__REQUEST__:
Omit the pictures, then write out every entry exactly as it reads.
--- START OF DATASET ENTRIES ---
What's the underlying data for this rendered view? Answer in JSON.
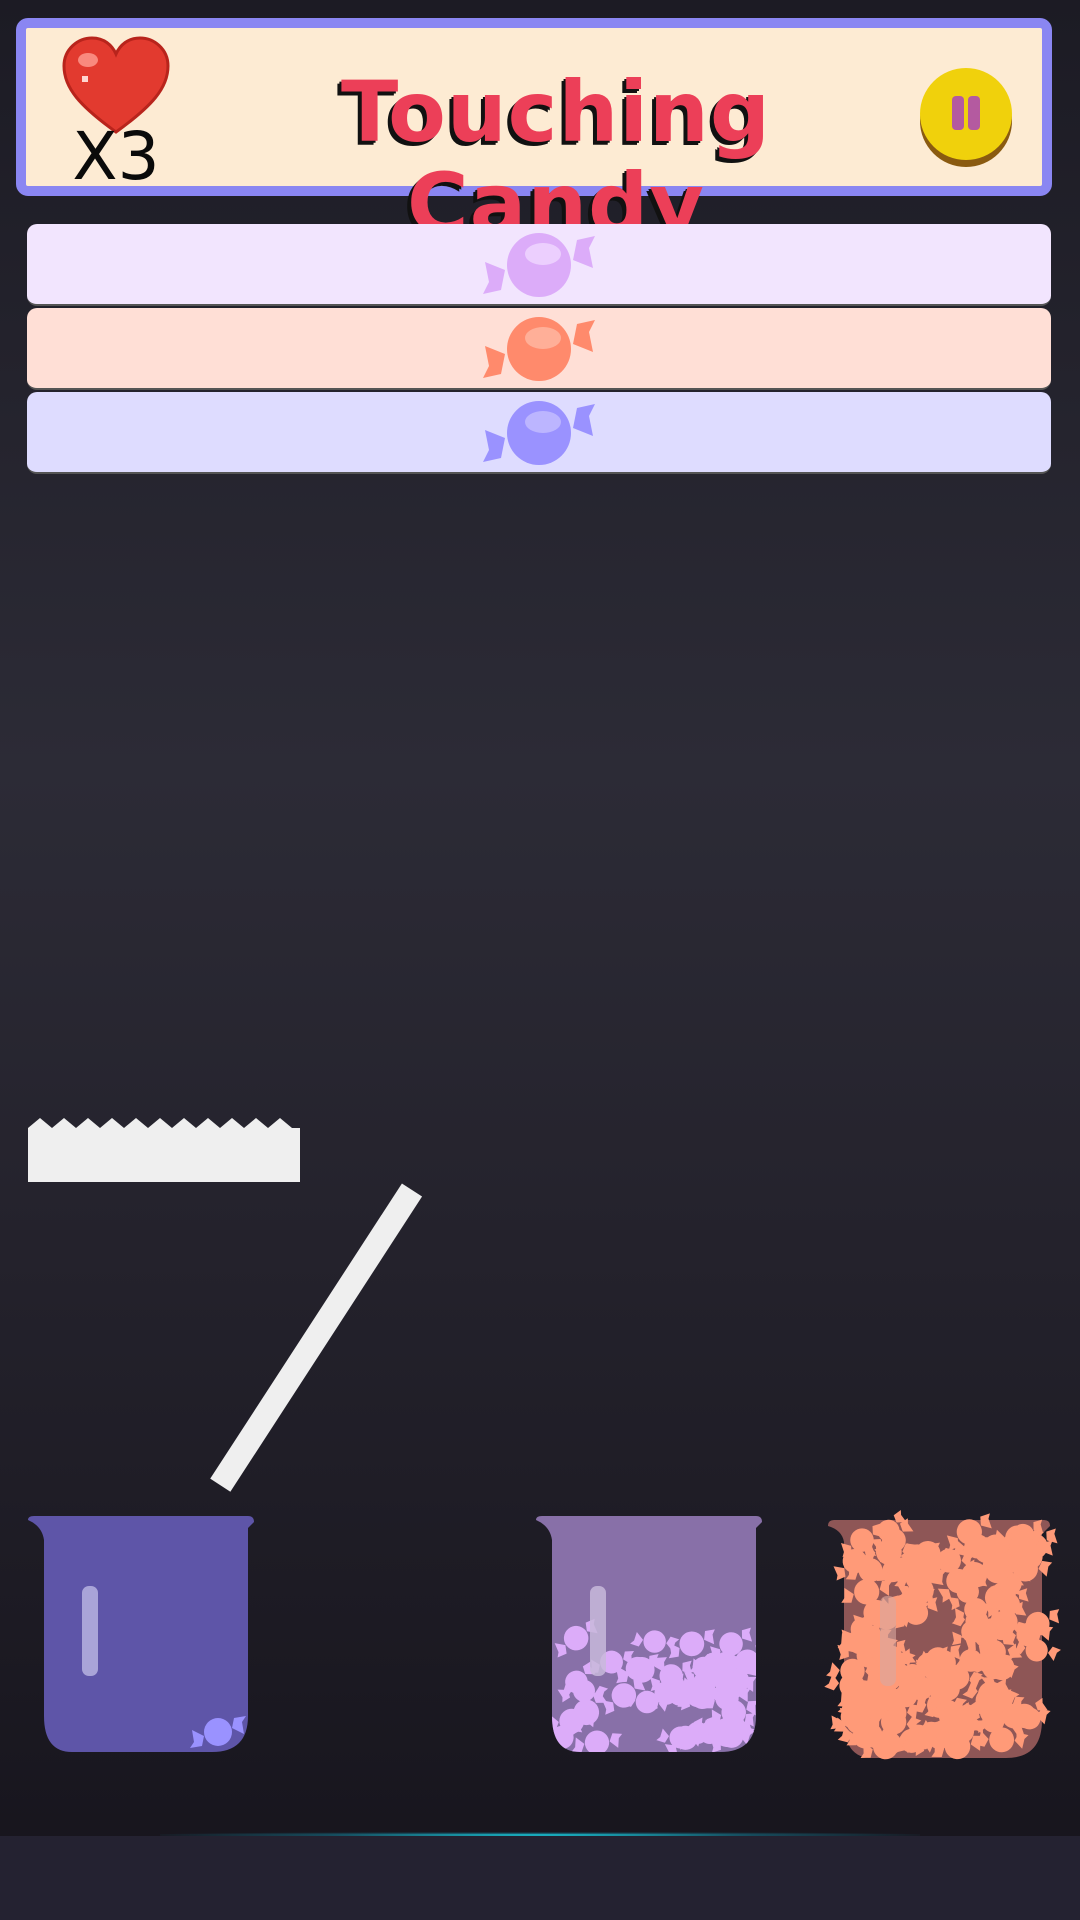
{
  "header": {
    "title": "Touching Candy",
    "lives_text": "X3",
    "lives_icon": "heart-icon",
    "pause_icon": "pause-icon"
  },
  "candy_strips": [
    {
      "name": "lilac",
      "bg": "#f2e5fe",
      "candy": "#dcacf9"
    },
    {
      "name": "coral",
      "bg": "#ffdfd6",
      "candy": "#ff8a6c"
    },
    {
      "name": "blue",
      "bg": "#dedcff",
      "candy": "#9a92ff"
    }
  ],
  "cups": [
    {
      "name": "left",
      "fill": "#5e55a8",
      "candy_count": 1
    },
    {
      "name": "middle",
      "fill": "#8870a8",
      "candy_count": 40
    },
    {
      "name": "right",
      "fill": "#8e5656",
      "candy_count": 120
    }
  ],
  "colors": {
    "header_border": "#8a86f2",
    "header_bg": "#fdebd3",
    "title": "#ec3f58",
    "pause": "#f0d10c"
  }
}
--- END OF DATASET ENTRIES ---
__FINAL ANSWER__:
What's the underlying data for this rendered view? Answer in JSON.
{
  "header": {
    "title": "Touching Candy",
    "lives_text": "X3",
    "lives_icon": "heart-icon",
    "pause_icon": "pause-icon"
  },
  "candy_strips": [
    {
      "name": "lilac",
      "bg": "#f2e5fe",
      "candy": "#dcacf9"
    },
    {
      "name": "coral",
      "bg": "#ffdfd6",
      "candy": "#ff8a6c"
    },
    {
      "name": "blue",
      "bg": "#dedcff",
      "candy": "#9a92ff"
    }
  ],
  "cups": [
    {
      "name": "left",
      "fill": "#5e55a8",
      "candy_count": 1
    },
    {
      "name": "middle",
      "fill": "#8870a8",
      "candy_count": 40
    },
    {
      "name": "right",
      "fill": "#8e5656",
      "candy_count": 120
    }
  ],
  "colors": {
    "header_border": "#8a86f2",
    "header_bg": "#fdebd3",
    "title": "#ec3f58",
    "pause": "#f0d10c"
  }
}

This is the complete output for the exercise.